- WORK TO DO -
Return the listing below in full, with every line exactly as it is.

- DATASET RECORDS -

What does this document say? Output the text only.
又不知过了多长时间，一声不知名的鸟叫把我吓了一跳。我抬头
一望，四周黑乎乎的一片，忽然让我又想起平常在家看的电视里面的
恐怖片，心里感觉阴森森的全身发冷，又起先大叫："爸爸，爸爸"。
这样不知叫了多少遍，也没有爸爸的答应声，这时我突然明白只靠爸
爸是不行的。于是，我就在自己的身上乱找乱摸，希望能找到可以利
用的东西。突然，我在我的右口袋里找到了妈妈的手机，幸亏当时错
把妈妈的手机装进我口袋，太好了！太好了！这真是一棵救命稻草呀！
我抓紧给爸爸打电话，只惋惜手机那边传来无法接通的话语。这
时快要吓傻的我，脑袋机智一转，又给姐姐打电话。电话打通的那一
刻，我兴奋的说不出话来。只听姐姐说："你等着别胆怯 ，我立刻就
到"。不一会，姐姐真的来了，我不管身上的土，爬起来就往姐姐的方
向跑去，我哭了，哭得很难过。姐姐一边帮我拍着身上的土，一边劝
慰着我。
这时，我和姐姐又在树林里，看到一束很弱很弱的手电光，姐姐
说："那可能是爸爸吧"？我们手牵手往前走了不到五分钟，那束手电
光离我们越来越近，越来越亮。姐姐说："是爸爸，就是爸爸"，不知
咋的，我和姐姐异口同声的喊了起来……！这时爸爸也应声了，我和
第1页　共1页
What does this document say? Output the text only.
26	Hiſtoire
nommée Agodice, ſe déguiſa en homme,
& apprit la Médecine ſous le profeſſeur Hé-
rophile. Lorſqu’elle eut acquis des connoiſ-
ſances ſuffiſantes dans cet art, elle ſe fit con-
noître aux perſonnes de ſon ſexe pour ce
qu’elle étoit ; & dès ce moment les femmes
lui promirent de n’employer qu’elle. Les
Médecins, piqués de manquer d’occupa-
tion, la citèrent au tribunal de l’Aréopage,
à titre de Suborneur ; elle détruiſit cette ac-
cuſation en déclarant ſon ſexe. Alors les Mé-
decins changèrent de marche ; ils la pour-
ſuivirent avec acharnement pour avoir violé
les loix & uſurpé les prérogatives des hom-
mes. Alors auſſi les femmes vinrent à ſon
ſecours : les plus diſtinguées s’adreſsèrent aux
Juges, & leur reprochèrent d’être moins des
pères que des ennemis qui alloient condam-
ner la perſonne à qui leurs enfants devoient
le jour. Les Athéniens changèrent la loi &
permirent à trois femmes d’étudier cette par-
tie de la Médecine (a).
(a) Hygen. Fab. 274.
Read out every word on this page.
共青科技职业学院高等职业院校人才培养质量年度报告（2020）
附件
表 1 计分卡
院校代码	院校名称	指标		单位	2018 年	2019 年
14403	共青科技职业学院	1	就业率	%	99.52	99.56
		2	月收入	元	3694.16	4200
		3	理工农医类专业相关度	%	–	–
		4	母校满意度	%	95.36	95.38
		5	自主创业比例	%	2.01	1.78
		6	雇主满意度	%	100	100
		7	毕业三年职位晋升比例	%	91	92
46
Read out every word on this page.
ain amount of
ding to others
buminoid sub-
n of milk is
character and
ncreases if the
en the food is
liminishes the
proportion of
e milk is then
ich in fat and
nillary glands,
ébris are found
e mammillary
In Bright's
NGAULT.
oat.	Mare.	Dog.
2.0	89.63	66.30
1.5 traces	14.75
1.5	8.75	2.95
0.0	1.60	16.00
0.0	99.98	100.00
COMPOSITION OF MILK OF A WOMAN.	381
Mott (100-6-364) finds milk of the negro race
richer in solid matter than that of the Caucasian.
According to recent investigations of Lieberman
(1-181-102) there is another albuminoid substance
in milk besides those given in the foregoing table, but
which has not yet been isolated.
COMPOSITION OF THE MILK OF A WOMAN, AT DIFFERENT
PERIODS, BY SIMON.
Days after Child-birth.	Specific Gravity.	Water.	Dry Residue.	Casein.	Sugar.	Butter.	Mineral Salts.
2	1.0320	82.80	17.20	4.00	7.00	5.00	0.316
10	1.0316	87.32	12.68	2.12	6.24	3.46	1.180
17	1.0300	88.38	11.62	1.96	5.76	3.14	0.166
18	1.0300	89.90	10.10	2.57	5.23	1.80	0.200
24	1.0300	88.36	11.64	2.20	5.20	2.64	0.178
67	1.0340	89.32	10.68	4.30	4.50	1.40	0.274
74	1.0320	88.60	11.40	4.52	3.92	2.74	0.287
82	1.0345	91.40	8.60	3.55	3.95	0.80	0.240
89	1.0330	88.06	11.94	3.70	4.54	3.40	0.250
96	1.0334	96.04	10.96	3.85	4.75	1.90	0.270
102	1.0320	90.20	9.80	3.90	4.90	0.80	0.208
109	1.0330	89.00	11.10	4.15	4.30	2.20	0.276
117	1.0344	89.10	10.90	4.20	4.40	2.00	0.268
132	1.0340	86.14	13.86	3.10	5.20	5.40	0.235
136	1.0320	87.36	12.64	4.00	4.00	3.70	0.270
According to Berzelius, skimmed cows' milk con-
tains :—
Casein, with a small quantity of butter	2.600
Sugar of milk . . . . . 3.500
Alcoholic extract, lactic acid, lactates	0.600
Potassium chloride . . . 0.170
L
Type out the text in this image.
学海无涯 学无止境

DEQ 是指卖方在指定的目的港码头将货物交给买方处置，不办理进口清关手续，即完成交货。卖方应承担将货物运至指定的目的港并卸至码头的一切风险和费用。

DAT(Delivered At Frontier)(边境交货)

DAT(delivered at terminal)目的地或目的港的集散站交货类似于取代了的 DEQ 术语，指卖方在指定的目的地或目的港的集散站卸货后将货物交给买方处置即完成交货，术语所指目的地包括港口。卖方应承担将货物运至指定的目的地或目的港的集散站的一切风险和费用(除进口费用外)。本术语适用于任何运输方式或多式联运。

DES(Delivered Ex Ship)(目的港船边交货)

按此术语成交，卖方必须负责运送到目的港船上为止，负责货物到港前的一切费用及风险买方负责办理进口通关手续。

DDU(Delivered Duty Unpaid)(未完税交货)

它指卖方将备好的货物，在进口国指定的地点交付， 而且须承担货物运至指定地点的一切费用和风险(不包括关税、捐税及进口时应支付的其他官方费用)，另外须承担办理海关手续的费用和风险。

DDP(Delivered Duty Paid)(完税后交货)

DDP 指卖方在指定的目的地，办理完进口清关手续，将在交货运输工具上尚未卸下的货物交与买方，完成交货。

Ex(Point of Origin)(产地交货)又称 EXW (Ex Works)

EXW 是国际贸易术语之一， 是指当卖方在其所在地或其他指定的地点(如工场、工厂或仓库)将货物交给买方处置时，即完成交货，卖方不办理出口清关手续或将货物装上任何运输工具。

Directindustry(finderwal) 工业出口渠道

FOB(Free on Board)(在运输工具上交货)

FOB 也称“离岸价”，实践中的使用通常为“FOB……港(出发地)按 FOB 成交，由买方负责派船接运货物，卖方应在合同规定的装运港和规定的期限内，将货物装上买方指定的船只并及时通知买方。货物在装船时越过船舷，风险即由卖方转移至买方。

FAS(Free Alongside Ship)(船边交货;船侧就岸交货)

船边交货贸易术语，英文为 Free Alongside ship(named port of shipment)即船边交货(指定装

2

- TASK OUTPUT -
What does this document say? Output the text only.
又不知过了多长时间，一声不知名的鸟叫把我吓了一跳。我抬头
一望，四周黑乎乎的一片，忽然让我又想起平常在家看的电视里面的
恐怖片，心里感觉阴森森的全身发冷，又起先大叫："爸爸，爸爸"。
这样不知叫了多少遍，也没有爸爸的答应声，这时我突然明白只靠爸
爸是不行的。于是，我就在自己的身上乱找乱摸，希望能找到可以利
用的东西。突然，我在我的右口袋里找到了妈妈的手机，幸亏当时错
把妈妈的手机装进我口袋，太好了！太好了！这真是一棵救命稻草呀！
我抓紧给爸爸打电话，只惋惜手机那边传来无法接通的话语。这
时快要吓傻的我，脑袋机智一转，又给姐姐打电话。电话打通的那一
刻，我兴奋的说不出话来。只听姐姐说："你等着别胆怯 ，我立刻就
到"。不一会，姐姐真的来了，我不管身上的土，爬起来就往姐姐的方
向跑去，我哭了，哭得很难过。姐姐一边帮我拍着身上的土，一边劝
慰着我。
这时，我和姐姐又在树林里，看到一束很弱很弱的手电光，姐姐
说："那可能是爸爸吧"？我们手牵手往前走了不到五分钟，那束手电
光离我们越来越近，越来越亮。姐姐说："是爸爸，就是爸爸"，不知
咋的，我和姐姐异口同声的喊了起来……！这时爸爸也应声了，我和
第1页　共1页
What does this document say? Output the text only.
26	Hiſtoire
nommée Agodice, ſe déguiſa en homme,
& apprit la Médecine ſous le profeſſeur Hé-
rophile. Lorſqu’elle eut acquis des connoiſ-
ſances ſuffiſantes dans cet art, elle ſe fit con-
noître aux perſonnes de ſon ſexe pour ce
qu’elle étoit ; & dès ce moment les femmes
lui promirent de n’employer qu’elle. Les
Médecins, piqués de manquer d’occupa-
tion, la citèrent au tribunal de l’Aréopage,
à titre de Suborneur ; elle détruiſit cette ac-
cuſation en déclarant ſon ſexe. Alors les Mé-
decins changèrent de marche ; ils la pour-
ſuivirent avec acharnement pour avoir violé
les loix & uſurpé les prérogatives des hom-
mes. Alors auſſi les femmes vinrent à ſon
ſecours : les plus diſtinguées s’adreſsèrent aux
Juges, & leur reprochèrent d’être moins des
pères que des ennemis qui alloient condam-
ner la perſonne à qui leurs enfants devoient
le jour. Les Athéniens changèrent la loi &
permirent à trois femmes d’étudier cette par-
tie de la Médecine (a).
(a) Hygen. Fab. 274.
Read out every word on this page.
共青科技职业学院高等职业院校人才培养质量年度报告（2020）
附件
表 1 计分卡
院校代码	院校名称	指标		单位	2018 年	2019 年
14403	共青科技职业学院	1	就业率	%	99.52	99.56
		2	月收入	元	3694.16	4200
		3	理工农医类专业相关度	%	–	–
		4	母校满意度	%	95.36	95.38
		5	自主创业比例	%	2.01	1.78
		6	雇主满意度	%	100	100
		7	毕业三年职位晋升比例	%	91	92
46
Read out every word on this page.
ain amount of
ding to others
buminoid sub-
n of milk is
character and
ncreases if the
en the food is
liminishes the
proportion of
e milk is then
ich in fat and
nillary glands,
ébris are found
e mammillary
In Bright's
NGAULT.
oat.	Mare.	Dog.
2.0	89.63	66.30
1.5 traces	14.75
1.5	8.75	2.95
0.0	1.60	16.00
0.0	99.98	100.00
COMPOSITION OF MILK OF A WOMAN.	381
Mott (100-6-364) finds milk of the negro race
richer in solid matter than that of the Caucasian.
According to recent investigations of Lieberman
(1-181-102) there is another albuminoid substance
in milk besides those given in the foregoing table, but
which has not yet been isolated.
COMPOSITION OF THE MILK OF A WOMAN, AT DIFFERENT
PERIODS, BY SIMON.
Days after Child-birth.	Specific Gravity.	Water.	Dry Residue.	Casein.	Sugar.	Butter.	Mineral Salts.
2	1.0320	82.80	17.20	4.00	7.00	5.00	0.316
10	1.0316	87.32	12.68	2.12	6.24	3.46	1.180
17	1.0300	88.38	11.62	1.96	5.76	3.14	0.166
18	1.0300	89.90	10.10	2.57	5.23	1.80	0.200
24	1.0300	88.36	11.64	2.20	5.20	2.64	0.178
67	1.0340	89.32	10.68	4.30	4.50	1.40	0.274
74	1.0320	88.60	11.40	4.52	3.92	2.74	0.287
82	1.0345	91.40	8.60	3.55	3.95	0.80	0.240
89	1.0330	88.06	11.94	3.70	4.54	3.40	0.250
96	1.0334	96.04	10.96	3.85	4.75	1.90	0.270
102	1.0320	90.20	9.80	3.90	4.90	0.80	0.208
109	1.0330	89.00	11.10	4.15	4.30	2.20	0.276
117	1.0344	89.10	10.90	4.20	4.40	2.00	0.268
132	1.0340	86.14	13.86	3.10	5.20	5.40	0.235
136	1.0320	87.36	12.64	4.00	4.00	3.70	0.270
According to Berzelius, skimmed cows' milk con-
tains :—
Casein, with a small quantity of butter	2.600
Sugar of milk . . . . . 3.500
Alcoholic extract, lactic acid, lactates	0.600
Potassium chloride . . . 0.170
L
Type out the text in this image.
学海无涯 学无止境

DEQ 是指卖方在指定的目的港码头将货物交给买方处置，不办理进口清关手续，即完成交货。卖方应承担将货物运至指定的目的港并卸至码头的一切风险和费用。

DAT(Delivered At Frontier)(边境交货)

DAT(delivered at terminal)目的地或目的港的集散站交货类似于取代了的 DEQ 术语，指卖方在指定的目的地或目的港的集散站卸货后将货物交给买方处置即完成交货，术语所指目的地包括港口。卖方应承担将货物运至指定的目的地或目的港的集散站的一切风险和费用(除进口费用外)。本术语适用于任何运输方式或多式联运。

DES(Delivered Ex Ship)(目的港船边交货)

按此术语成交，卖方必须负责运送到目的港船上为止，负责货物到港前的一切费用及风险买方负责办理进口通关手续。

DDU(Delivered Duty Unpaid)(未完税交货)

它指卖方将备好的货物，在进口国指定的地点交付， 而且须承担货物运至指定地点的一切费用和风险(不包括关税、捐税及进口时应支付的其他官方费用)，另外须承担办理海关手续的费用和风险。

DDP(Delivered Duty Paid)(完税后交货)

DDP 指卖方在指定的目的地，办理完进口清关手续，将在交货运输工具上尚未卸下的货物交与买方，完成交货。

Ex(Point of Origin)(产地交货)又称 EXW (Ex Works)

EXW 是国际贸易术语之一， 是指当卖方在其所在地或其他指定的地点(如工场、工厂或仓库)将货物交给买方处置时，即完成交货，卖方不办理出口清关手续或将货物装上任何运输工具。

Directindustry(finderwal) 工业出口渠道

FOB(Free on Board)(在运输工具上交货)

FOB 也称“离岸价”，实践中的使用通常为“FOB……港(出发地)按 FOB 成交，由买方负责派船接运货物，卖方应在合同规定的装运港和规定的期限内，将货物装上买方指定的船只并及时通知买方。货物在装船时越过船舷，风险即由卖方转移至买方。

FAS(Free Alongside Ship)(船边交货;船侧就岸交货)

船边交货贸易术语，英文为 Free Alongside ship(named port of shipment)即船边交货(指定装

2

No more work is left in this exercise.